* **SUPPLIED RECORDS**:

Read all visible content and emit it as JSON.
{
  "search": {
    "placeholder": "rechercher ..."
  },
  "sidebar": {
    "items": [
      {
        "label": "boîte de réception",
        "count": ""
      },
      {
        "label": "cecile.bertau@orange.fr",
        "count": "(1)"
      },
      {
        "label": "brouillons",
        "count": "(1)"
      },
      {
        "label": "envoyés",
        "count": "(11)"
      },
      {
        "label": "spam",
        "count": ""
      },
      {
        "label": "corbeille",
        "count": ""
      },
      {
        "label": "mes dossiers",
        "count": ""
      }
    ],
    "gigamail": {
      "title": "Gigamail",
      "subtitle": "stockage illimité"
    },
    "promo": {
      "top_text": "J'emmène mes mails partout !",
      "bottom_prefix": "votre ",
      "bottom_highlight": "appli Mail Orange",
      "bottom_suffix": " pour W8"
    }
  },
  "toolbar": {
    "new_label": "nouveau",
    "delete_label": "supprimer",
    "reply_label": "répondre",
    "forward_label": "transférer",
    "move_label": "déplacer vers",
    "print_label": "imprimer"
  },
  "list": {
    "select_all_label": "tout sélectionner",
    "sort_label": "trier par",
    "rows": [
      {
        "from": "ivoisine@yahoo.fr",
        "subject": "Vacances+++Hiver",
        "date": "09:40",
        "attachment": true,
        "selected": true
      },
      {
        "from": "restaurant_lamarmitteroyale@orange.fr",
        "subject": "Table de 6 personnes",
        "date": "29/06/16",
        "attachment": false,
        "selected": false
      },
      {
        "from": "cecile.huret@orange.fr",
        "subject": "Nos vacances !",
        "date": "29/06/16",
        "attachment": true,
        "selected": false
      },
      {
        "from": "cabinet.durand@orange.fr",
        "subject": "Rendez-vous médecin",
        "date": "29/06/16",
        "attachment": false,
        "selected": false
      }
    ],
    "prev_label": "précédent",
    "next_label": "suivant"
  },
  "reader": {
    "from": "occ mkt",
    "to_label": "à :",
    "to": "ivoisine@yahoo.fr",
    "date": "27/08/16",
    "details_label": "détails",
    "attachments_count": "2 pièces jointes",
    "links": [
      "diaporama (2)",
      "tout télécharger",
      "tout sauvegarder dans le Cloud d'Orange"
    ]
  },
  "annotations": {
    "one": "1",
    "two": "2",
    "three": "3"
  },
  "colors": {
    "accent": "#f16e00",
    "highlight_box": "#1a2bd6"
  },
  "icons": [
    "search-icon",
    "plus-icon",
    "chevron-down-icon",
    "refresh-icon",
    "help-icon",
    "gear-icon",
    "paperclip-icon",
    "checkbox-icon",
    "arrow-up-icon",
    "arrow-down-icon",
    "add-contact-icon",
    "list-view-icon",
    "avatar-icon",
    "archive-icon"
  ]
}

* **TASK STATEMENT**:
Write the data back out verbatim.

* **OUTPUT OF THE TASK**:
Read all visible content and emit it as JSON.
{
  "search": {
    "placeholder": "rechercher ..."
  },
  "sidebar": {
    "items": [
      {
        "label": "boîte de réception",
        "count": ""
      },
      {
        "label": "cecile.bertau@orange.fr",
        "count": "(1)"
      },
      {
        "label": "brouillons",
        "count": "(1)"
      },
      {
        "label": "envoyés",
        "count": "(11)"
      },
      {
        "label": "spam",
        "count": ""
      },
      {
        "label": "corbeille",
        "count": ""
      },
      {
        "label": "mes dossiers",
        "count": ""
      }
    ],
    "gigamail": {
      "title": "Gigamail",
      "subtitle": "stockage illimité"
    },
    "promo": {
      "top_text": "J'emmène mes mails partout !",
      "bottom_prefix": "votre ",
      "bottom_highlight": "appli Mail Orange",
      "bottom_suffix": " pour W8"
    }
  },
  "toolbar": {
    "new_label": "nouveau",
    "delete_label": "supprimer",
    "reply_label": "répondre",
    "forward_label": "transférer",
    "move_label": "déplacer vers",
    "print_label": "imprimer"
  },
  "list": {
    "select_all_label": "tout sélectionner",
    "sort_label": "trier par",
    "rows": [
      {
        "from": "ivoisine@yahoo.fr",
        "subject": "Vacances+++Hiver",
        "date": "09:40",
        "attachment": true,
        "selected": true
      },
      {
        "from": "restaurant_lamarmitteroyale@orange.fr",
        "subject": "Table de 6 personnes",
        "date": "29/06/16",
        "attachment": false,
        "selected": false
      },
      {
        "from": "cecile.huret@orange.fr",
        "subject": "Nos vacances !",
        "date": "29/06/16",
        "attachment": true,
        "selected": false
      },
      {
        "from": "cabinet.durand@orange.fr",
        "subject": "Rendez-vous médecin",
        "date": "29/06/16",
        "attachment": false,
        "selected": false
      }
    ],
    "prev_label": "précédent",
    "next_label": "suivant"
  },
  "reader": {
    "from": "occ mkt",
    "to_label": "à :",
    "to": "ivoisine@yahoo.fr",
    "date": "27/08/16",
    "details_label": "détails",
    "attachments_count": "2 pièces jointes",
    "links": [
      "diaporama (2)",
      "tout télécharger",
      "tout sauvegarder dans le Cloud d'Orange"
    ]
  },
  "annotations": {
    "one": "1",
    "two": "2",
    "three": "3"
  },
  "colors": {
    "accent": "#f16e00",
    "highlight_box": "#1a2bd6"
  },
  "icons": [
    "search-icon",
    "plus-icon",
    "chevron-down-icon",
    "refresh-icon",
    "help-icon",
    "gear-icon",
    "paperclip-icon",
    "checkbox-icon",
    "arrow-up-icon",
    "arrow-down-icon",
    "add-contact-icon",
    "list-view-icon",
    "avatar-icon",
    "archive-icon"
  ]
}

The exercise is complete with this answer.